*** Opening DOCUMENT EXTRACT ***

Localization and quantification of intracellular Mtb bacilli in lung derived DCs. Lung derived DC cultures were infected with Mycobacterium tuberculosis (H37Ra strain) as explained in Section “Materials and Methods.” Cells were washed and cultured with cRPMI media (without antibiotics) containing GM-CSF as in Figure 1. Acid fast positive bacilli within cells were visualized using a confocal ZEISS LSM 510 microscope after staining of lung DC cells by the acid fast staining method with Sybr Gold (green). (A) Intracellular H37Ra bacilli in lung dendritic cell cultures after 7 days of infection. (B) Magnification of picture in (A), showing cells containing one, two or many bacilli. (C) Demonstration of intracellular location of bacilli in a confocal imaging Z-stack of cells scanned at 0.2 μm steps. (D) The Mtb bacilli burden in lung dendritic cell homogenates infected for 1, 7, 15, and 30 days (black bars) in similar cultures of lung DCs infected with Mtb as in (A). The Mtb bacilli burden in supernatants from each cell culture is represented in gray bars. The number of colony forming units (CFU) is expressed as log₁₀ CFU. The results suggest that almost all bacteria are located intracellularly, and that there is no significant change in the number of intracellular bacteria over the observation period. The dotted line represents the detection limit of the assay. Representative data from more than three experiments in similar conditions.

FIGURE 3

Cell viability of lung derived DCs after drug treatment. (A) The resazurin colorimetric assay was used to determine the half maximal inhibitory concentration (IC₅₀) for pyrazinamide on lung dendritic cell cultures. (B) Cell viability of lung derived DC cultures after 24 h of incubation with cRPMI media containing GM-CSF and single drug treatment of PZA at 3 mg/mL or 9 mg/mL, spectinamide-1599 (20 μg/mL) or IFN-γ (50 U/mL). Statistical analysis revealed no significant difference among the groups (p > 0.05).

*** Closing DOCUMENT EXTRACT ***
*** Opening INFORMATION SHOWN ***

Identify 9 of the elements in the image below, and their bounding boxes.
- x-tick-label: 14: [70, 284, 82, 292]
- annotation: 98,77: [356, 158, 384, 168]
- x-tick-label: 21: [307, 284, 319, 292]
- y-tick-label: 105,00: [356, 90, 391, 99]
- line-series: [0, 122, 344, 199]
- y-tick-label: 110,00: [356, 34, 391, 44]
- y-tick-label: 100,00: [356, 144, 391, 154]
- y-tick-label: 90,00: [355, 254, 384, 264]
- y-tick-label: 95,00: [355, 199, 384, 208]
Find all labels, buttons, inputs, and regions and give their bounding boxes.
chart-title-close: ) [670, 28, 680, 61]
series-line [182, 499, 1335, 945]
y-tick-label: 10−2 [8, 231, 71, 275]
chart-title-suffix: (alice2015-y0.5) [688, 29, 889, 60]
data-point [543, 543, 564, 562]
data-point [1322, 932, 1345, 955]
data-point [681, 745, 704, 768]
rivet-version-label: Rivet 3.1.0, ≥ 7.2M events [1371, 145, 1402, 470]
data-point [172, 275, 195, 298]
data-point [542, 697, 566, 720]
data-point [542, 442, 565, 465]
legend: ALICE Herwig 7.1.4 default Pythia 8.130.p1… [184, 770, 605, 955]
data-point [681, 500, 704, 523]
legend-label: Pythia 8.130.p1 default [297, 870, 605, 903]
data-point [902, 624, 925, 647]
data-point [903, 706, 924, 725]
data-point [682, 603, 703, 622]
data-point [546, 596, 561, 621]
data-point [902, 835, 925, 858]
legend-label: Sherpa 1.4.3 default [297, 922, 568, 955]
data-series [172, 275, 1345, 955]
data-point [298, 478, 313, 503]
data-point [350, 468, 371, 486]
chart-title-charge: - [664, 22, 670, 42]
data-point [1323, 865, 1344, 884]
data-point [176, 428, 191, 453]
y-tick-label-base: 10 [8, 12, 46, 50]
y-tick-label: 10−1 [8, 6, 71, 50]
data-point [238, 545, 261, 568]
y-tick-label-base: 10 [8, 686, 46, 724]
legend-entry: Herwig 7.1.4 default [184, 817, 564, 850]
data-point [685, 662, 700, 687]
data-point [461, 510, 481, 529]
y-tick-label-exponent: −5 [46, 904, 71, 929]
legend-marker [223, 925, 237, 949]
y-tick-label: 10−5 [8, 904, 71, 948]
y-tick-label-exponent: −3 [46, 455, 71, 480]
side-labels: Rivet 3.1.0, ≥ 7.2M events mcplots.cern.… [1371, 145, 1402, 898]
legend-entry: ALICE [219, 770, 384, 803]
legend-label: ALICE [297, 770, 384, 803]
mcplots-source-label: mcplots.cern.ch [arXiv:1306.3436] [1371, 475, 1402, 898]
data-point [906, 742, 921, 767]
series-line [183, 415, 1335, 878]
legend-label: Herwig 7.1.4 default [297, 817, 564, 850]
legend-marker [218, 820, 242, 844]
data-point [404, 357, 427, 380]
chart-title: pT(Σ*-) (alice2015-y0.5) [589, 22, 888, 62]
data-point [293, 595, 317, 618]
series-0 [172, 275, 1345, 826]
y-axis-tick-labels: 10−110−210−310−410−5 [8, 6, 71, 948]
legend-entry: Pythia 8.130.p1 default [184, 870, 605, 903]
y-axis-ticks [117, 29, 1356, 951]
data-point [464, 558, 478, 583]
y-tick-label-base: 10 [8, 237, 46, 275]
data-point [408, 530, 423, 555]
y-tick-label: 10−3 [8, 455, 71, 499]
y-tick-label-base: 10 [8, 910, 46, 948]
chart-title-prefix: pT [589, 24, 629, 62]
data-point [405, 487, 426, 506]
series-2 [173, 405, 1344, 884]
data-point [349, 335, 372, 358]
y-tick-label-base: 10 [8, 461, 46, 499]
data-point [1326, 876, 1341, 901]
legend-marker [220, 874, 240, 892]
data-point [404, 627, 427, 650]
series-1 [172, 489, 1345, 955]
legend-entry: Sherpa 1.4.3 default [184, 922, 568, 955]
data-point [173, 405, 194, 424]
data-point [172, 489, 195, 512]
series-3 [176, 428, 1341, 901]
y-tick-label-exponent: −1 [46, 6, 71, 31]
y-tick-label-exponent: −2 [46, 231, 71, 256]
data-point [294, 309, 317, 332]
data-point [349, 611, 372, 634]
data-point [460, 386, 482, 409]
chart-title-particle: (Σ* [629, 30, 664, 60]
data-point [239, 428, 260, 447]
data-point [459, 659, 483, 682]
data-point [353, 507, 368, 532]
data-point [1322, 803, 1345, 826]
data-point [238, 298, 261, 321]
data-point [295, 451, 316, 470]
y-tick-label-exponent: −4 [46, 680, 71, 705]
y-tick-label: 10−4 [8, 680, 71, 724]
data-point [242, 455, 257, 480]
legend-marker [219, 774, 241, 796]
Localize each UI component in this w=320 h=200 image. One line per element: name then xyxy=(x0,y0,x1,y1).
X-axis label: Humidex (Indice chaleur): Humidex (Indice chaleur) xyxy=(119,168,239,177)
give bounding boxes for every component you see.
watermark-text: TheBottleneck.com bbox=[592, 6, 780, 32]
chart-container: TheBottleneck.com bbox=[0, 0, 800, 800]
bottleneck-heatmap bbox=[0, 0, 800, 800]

*** Closing INFORMATION SHOWN ***

* EXERCISE SET *
1: In the figure legends on Mtb-infected lung dendritic cells, which microscope was used to visualize acid fast positive bacilli within cells?
2: Set down the portion of the figure legends between "Cell viability of lung derived DCs" and "groups (p > 0.05).", inclusive, without any changes.
The records come from a different source than the text.

* REPLIES *
1: A confocal ZEISS LSM 510 microscope.

2:
Cell viability of lung derived DCs after drug treatment. (A) The resazurin colorimetric assay was used to determine the half maximal inhibitory concentration (IC₅₀) for pyrazinamide on lung dendritic cell cultures. (B) Cell viability of lung derived DC cultures after 24 h of incubation with cRPMI media containing GM-CSF and single drug treatment of PZA at 3 mg/mL or 9 mg/mL, spectinamide-1599 (20 μg/mL) or IFN-γ (50 U/mL). Statistical analysis revealed no significant difference among the groups (p > 0.05).